# [What you need to do]
Write out each of the rows below word for word, leaving out the pictures.

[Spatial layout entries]
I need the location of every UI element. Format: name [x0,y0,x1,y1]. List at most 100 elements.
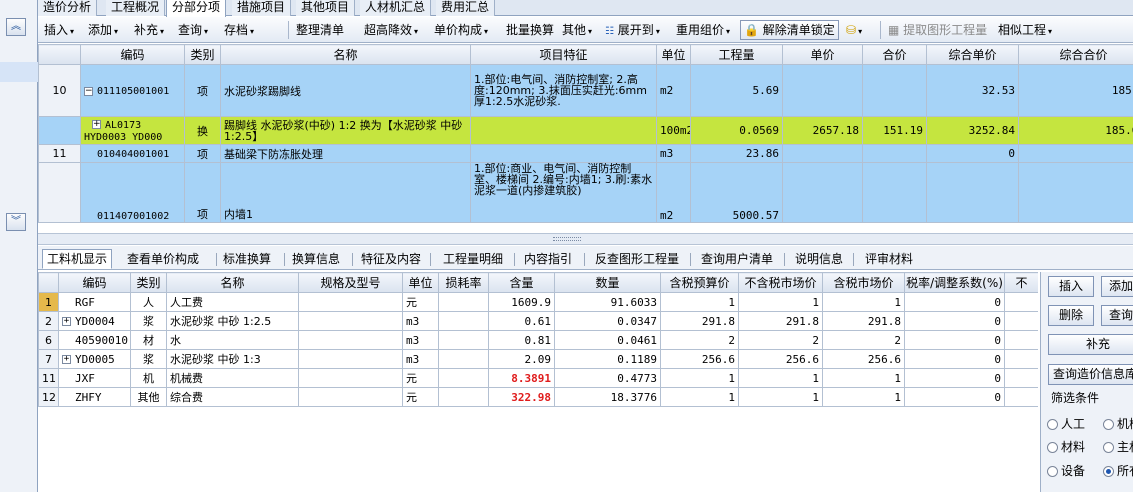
column-header-code[interactable]: 编码 [80,44,185,65]
material-code-cell[interactable]: RGF [58,292,131,312]
column-header-quantity[interactable]: 工程量 [690,44,783,65]
item-code-cell[interactable]: −011105001001 [80,64,185,117]
loss-rate-cell[interactable] [438,292,489,312]
filter-option-machine[interactable]: 机械 [1103,415,1133,432]
item-type-cell[interactable]: 换 [184,116,221,145]
content-cell[interactable]: 0.81 [488,330,555,350]
table-row[interactable]: 011407001002 项 内墙1 1.部位:商业、电气间、消防控制室、楼梯间… [38,162,1133,223]
tax-rate-cell[interactable]: 0 [904,330,1005,350]
expand-to-menu[interactable]: ☷ 展开到 ▾ [605,22,660,38]
column-header-tax-budget-price[interactable]: 含税预算价 [660,272,739,293]
ex-tax-market-price-cell[interactable]: 291.8 [738,311,823,331]
quantity-cell[interactable]: 18.3776 [554,387,661,407]
tab-unit-price-composition[interactable]: 查看单价构成 [122,249,204,269]
expand-icon[interactable]: + [62,355,71,364]
query-menu[interactable]: 查询 ▾ [178,22,208,38]
material-type-cell[interactable]: 人 [130,292,167,312]
item-quantity-cell[interactable]: 5000.57 [690,162,783,223]
column-header-index[interactable] [38,44,81,65]
item-comp-total-cell[interactable]: 0 [1018,144,1133,163]
tax-market-price-cell[interactable]: 1 [822,368,905,388]
item-total-cell[interactable] [862,162,927,223]
tab-project-overview[interactable]: 工程概况 [106,0,166,16]
left-panel-selected-row[interactable] [0,62,38,82]
material-type-cell[interactable]: 机 [130,368,167,388]
organize-list-button[interactable]: 整理清单 [296,22,344,38]
extra-cell[interactable] [1004,311,1038,331]
paint-bucket-menu[interactable]: ⛁ ▾ [846,22,862,38]
item-comp-total-cell[interactable]: 185.1 [1018,64,1133,117]
quantity-cell[interactable]: 0.0347 [554,311,661,331]
table-row[interactable]: 11 010404001001 项 基础梁下防冻胀处理 m3 23.86 0 0 [38,144,1133,163]
tab-conversion-info[interactable]: 换算信息 [287,249,345,269]
item-name-cell[interactable]: 基础梁下防冻胀处理 [220,144,471,163]
tax-rate-cell[interactable]: 0 [904,349,1005,369]
filter-option-all[interactable]: 所有 [1103,462,1133,479]
tax-budget-price-cell[interactable]: 1 [660,387,739,407]
tab-labor-material-machine[interactable]: 人材机汇总 [360,0,432,16]
supplement-menu[interactable]: 补充 ▾ [134,22,164,38]
tax-rate-cell[interactable]: 0 [904,368,1005,388]
query-button[interactable]: 查询 [1101,305,1133,326]
column-header-feature[interactable]: 项目特征 [470,44,657,65]
tax-market-price-cell[interactable]: 256.6 [822,349,905,369]
quantity-cell[interactable]: 0.0461 [554,330,661,350]
material-type-cell[interactable]: 浆 [130,349,167,369]
column-header-type[interactable]: 类别 [184,44,221,65]
archive-menu[interactable]: 存档 ▾ [224,22,254,38]
tax-budget-price-cell[interactable]: 291.8 [660,311,739,331]
tab-quantity-detail[interactable]: 工程量明细 [438,249,508,269]
material-type-cell[interactable]: 其他 [130,387,167,407]
column-header-total[interactable]: 合价 [862,44,927,65]
column-header-code[interactable]: 编码 [58,272,131,293]
tax-budget-price-cell[interactable]: 2 [660,330,739,350]
item-comp-total-cell[interactable] [1018,162,1133,223]
similar-project-menu[interactable]: 相似工程 ▾ [998,22,1052,38]
column-header-tax-market-price[interactable]: 含税市场价 [822,272,905,293]
material-name-cell[interactable]: 人工费 [166,292,299,312]
material-spec-cell[interactable] [298,387,403,407]
table-row[interactable]: 11 JXF 机机械费元 8.3891 0.4773 1 1 1 0 [38,368,1038,388]
extra-cell[interactable] [1004,349,1038,369]
item-feature-cell[interactable]: 1.部位:商业、电气间、消防控制室、楼梯间 2.编号:内墙1; 3.刷:素水泥浆… [470,162,657,223]
unit-price-composition-menu[interactable]: 单价构成 ▾ [434,22,488,38]
item-comp-price-cell[interactable]: 3252.84 [926,116,1019,145]
column-header-extra[interactable]: 不 [1004,272,1038,293]
content-cell[interactable]: 322.98 [488,387,555,407]
item-unit-cell[interactable]: m3 [656,144,691,163]
item-feature-cell[interactable] [470,116,657,145]
extra-cell[interactable] [1004,292,1038,312]
item-comp-total-cell[interactable]: 185.09 [1018,116,1133,145]
item-unit-price-cell[interactable] [782,144,863,163]
column-header-name[interactable]: 名称 [166,272,299,293]
other-menu[interactable]: 其他 ▾ [562,22,592,38]
material-name-cell[interactable]: 水泥砂浆 中砂 1:3 [166,349,299,369]
material-spec-cell[interactable] [298,292,403,312]
filter-option-labor[interactable]: 人工 [1047,415,1085,432]
tab-cost-analysis[interactable]: 造价分析 [38,0,98,16]
quantity-cell[interactable]: 0.1189 [554,349,661,369]
item-quantity-cell[interactable]: 5.69 [690,64,783,117]
tax-rate-cell[interactable]: 0 [904,387,1005,407]
tab-description-info[interactable]: 说明信息 [790,249,848,269]
item-type-cell[interactable]: 项 [184,64,221,117]
item-unit-price-cell[interactable] [782,64,863,117]
material-code-cell[interactable]: 40590010 [58,330,131,350]
material-code-cell[interactable]: JXF [58,368,131,388]
delete-button[interactable]: 删除 [1048,305,1094,326]
loss-rate-cell[interactable] [438,368,489,388]
material-unit-cell[interactable]: m3 [402,349,439,369]
item-type-cell[interactable]: 项 [184,162,221,223]
item-comp-price-cell[interactable]: 32.53 [926,64,1019,117]
ex-tax-market-price-cell[interactable]: 2 [738,330,823,350]
item-name-cell[interactable]: 水泥砂浆踢脚线 [220,64,471,117]
super-reduce-menu[interactable]: 超高降效 ▾ [364,22,418,38]
material-name-cell[interactable]: 综合费 [166,387,299,407]
item-feature-cell[interactable]: 1.部位:电气间、消防控制室; 2.高度:120mm; 3.抹面压实赶光:6mm… [470,64,657,117]
table-row[interactable]: 12 ZHFY 其他 综合费元 322.98 18.3776 1 1 1 0 [38,387,1038,407]
material-unit-cell[interactable]: 元 [402,292,439,312]
material-code-cell[interactable]: + YD0005 [58,349,131,369]
tab-reverse-graphic-quantity[interactable]: 反查图形工程量 [590,249,684,269]
add-menu[interactable]: 添加 ▾ [88,22,118,38]
material-spec-cell[interactable] [298,311,403,331]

# [Solution to this problem]
I need the location of every UI element. Format: name [x0,y0,x1,y1]. List at most 100 elements.
column-header-code[interactable]: 编码 [80,44,185,65]
material-code-cell[interactable]: RGF [58,292,131,312]
column-header-quantity[interactable]: 工程量 [690,44,783,65]
item-code-cell[interactable]: −011105001001 [80,64,185,117]
loss-rate-cell[interactable] [438,292,489,312]
filter-option-machine[interactable]: 机械 [1103,415,1133,432]
item-type-cell[interactable]: 换 [184,116,221,145]
content-cell[interactable]: 0.81 [488,330,555,350]
table-row[interactable]: 011407001002 项 内墙1 1.部位:商业、电气间、消防控制室、楼梯间… [38,162,1133,223]
tax-rate-cell[interactable]: 0 [904,330,1005,350]
expand-to-menu[interactable]: ☷ 展开到 ▾ [605,22,660,38]
column-header-tax-budget-price[interactable]: 含税预算价 [660,272,739,293]
ex-tax-market-price-cell[interactable]: 291.8 [738,311,823,331]
quantity-cell[interactable]: 18.3776 [554,387,661,407]
tab-unit-price-composition[interactable]: 查看单价构成 [122,249,204,269]
expand-icon[interactable]: + [62,355,71,364]
query-menu[interactable]: 查询 ▾ [178,22,208,38]
material-type-cell[interactable]: 人 [130,292,167,312]
item-quantity-cell[interactable]: 5000.57 [690,162,783,223]
column-header-index[interactable] [38,44,81,65]
item-comp-total-cell[interactable]: 0 [1018,144,1133,163]
tax-market-price-cell[interactable]: 1 [822,368,905,388]
item-total-cell[interactable] [862,162,927,223]
tab-project-overview[interactable]: 工程概况 [106,0,166,16]
left-panel-selected-row[interactable] [0,62,38,82]
material-type-cell[interactable]: 机 [130,368,167,388]
organize-list-button[interactable]: 整理清单 [296,22,344,38]
extra-cell[interactable] [1004,311,1038,331]
paint-bucket-menu[interactable]: ⛁ ▾ [846,22,862,38]
item-comp-total-cell[interactable]: 185.1 [1018,64,1133,117]
quantity-cell[interactable]: 0.0347 [554,311,661,331]
table-row[interactable]: 11 010404001001 项 基础梁下防冻胀处理 m3 23.86 0 0 [38,144,1133,163]
tab-conversion-info[interactable]: 换算信息 [287,249,345,269]
item-name-cell[interactable]: 基础梁下防冻胀处理 [220,144,471,163]
tax-rate-cell[interactable]: 0 [904,349,1005,369]
filter-option-all[interactable]: 所有 [1103,462,1133,479]
tax-budget-price-cell[interactable]: 1 [660,387,739,407]
tab-labor-material-machine[interactable]: 人材机汇总 [360,0,432,16]
supplement-menu[interactable]: 补充 ▾ [134,22,164,38]
tax-rate-cell[interactable]: 0 [904,368,1005,388]
query-button[interactable]: 查询 [1101,305,1133,326]
column-header-feature[interactable]: 项目特征 [470,44,657,65]
tax-market-price-cell[interactable]: 256.6 [822,349,905,369]
quantity-cell[interactable]: 0.0461 [554,330,661,350]
material-type-cell[interactable]: 浆 [130,349,167,369]
column-header-type[interactable]: 类别 [184,44,221,65]
archive-menu[interactable]: 存档 ▾ [224,22,254,38]
tax-budget-price-cell[interactable]: 291.8 [660,311,739,331]
tab-quantity-detail[interactable]: 工程量明细 [438,249,508,269]
material-type-cell[interactable]: 其他 [130,387,167,407]
column-header-total[interactable]: 合价 [862,44,927,65]
column-header-code[interactable]: 编码 [58,272,131,293]
tax-budget-price-cell[interactable]: 2 [660,330,739,350]
item-comp-total-cell[interactable] [1018,162,1133,223]
similar-project-menu[interactable]: 相似工程 ▾ [998,22,1052,38]
column-header-tax-market-price[interactable]: 含税市场价 [822,272,905,293]
material-name-cell[interactable]: 人工费 [166,292,299,312]
material-spec-cell[interactable] [298,387,403,407]
table-row[interactable]: 11 JXF 机机械费元 8.3891 0.4773 1 1 1 0 [38,368,1038,388]
extra-cell[interactable] [1004,349,1038,369]
item-feature-cell[interactable]: 1.部位:商业、电气间、消防控制室、楼梯间 2.编号:内墙1; 3.刷:素水泥浆… [470,162,657,223]
unit-price-composition-menu[interactable]: 单价构成 ▾ [434,22,488,38]
item-comp-price-cell[interactable]: 3252.84 [926,116,1019,145]
column-header-extra[interactable]: 不 [1004,272,1038,293]
content-cell[interactable]: 322.98 [488,387,555,407]
item-unit-cell[interactable]: m3 [656,144,691,163]
item-feature-cell[interactable] [470,116,657,145]
extra-cell[interactable] [1004,292,1038,312]
item-comp-total-cell[interactable]: 185.09 [1018,116,1133,145]
item-unit-price-cell[interactable] [782,144,863,163]
column-header-name[interactable]: 名称 [166,272,299,293]
other-menu[interactable]: 其他 ▾ [562,22,592,38]
material-name-cell[interactable]: 水泥砂浆 中砂 1:3 [166,349,299,369]
material-spec-cell[interactable] [298,292,403,312]
filter-option-labor[interactable]: 人工 [1047,415,1085,432]
tab-cost-analysis[interactable]: 造价分析 [38,0,98,16]
quantity-cell[interactable]: 0.1189 [554,349,661,369]
item-quantity-cell[interactable]: 5.69 [690,64,783,117]
tax-rate-cell[interactable]: 0 [904,387,1005,407]
tab-description-info[interactable]: 说明信息 [790,249,848,269]
item-type-cell[interactable]: 项 [184,64,221,117]
item-unit-price-cell[interactable] [782,64,863,117]
material-code-cell[interactable]: 40590010 [58,330,131,350]
material-code-cell[interactable]: JXF [58,368,131,388]
delete-button[interactable]: 删除 [1048,305,1094,326]
loss-rate-cell[interactable] [438,368,489,388]
material-unit-cell[interactable]: m3 [402,349,439,369]
item-type-cell[interactable]: 项 [184,162,221,223]
item-comp-price-cell[interactable]: 32.53 [926,64,1019,117]
ex-tax-market-price-cell[interactable]: 2 [738,330,823,350]
item-name-cell[interactable]: 水泥砂浆踢脚线 [220,64,471,117]
super-reduce-menu[interactable]: 超高降效 ▾ [364,22,418,38]
material-name-cell[interactable]: 综合费 [166,387,299,407]
item-feature-cell[interactable]: 1.部位:电气间、消防控制室; 2.高度:120mm; 3.抹面压实赶光:6mm… [470,64,657,117]
table-row[interactable]: 12 ZHFY 其他 综合费元 322.98 18.3776 1 1 1 0 [38,387,1038,407]
material-unit-cell[interactable]: 元 [402,292,439,312]
material-code-cell[interactable]: + YD0005 [58,349,131,369]
tab-reverse-graphic-quantity[interactable]: 反查图形工程量 [590,249,684,269]
add-menu[interactable]: 添加 ▾ [88,22,118,38]
material-spec-cell[interactable] [298,311,403,331]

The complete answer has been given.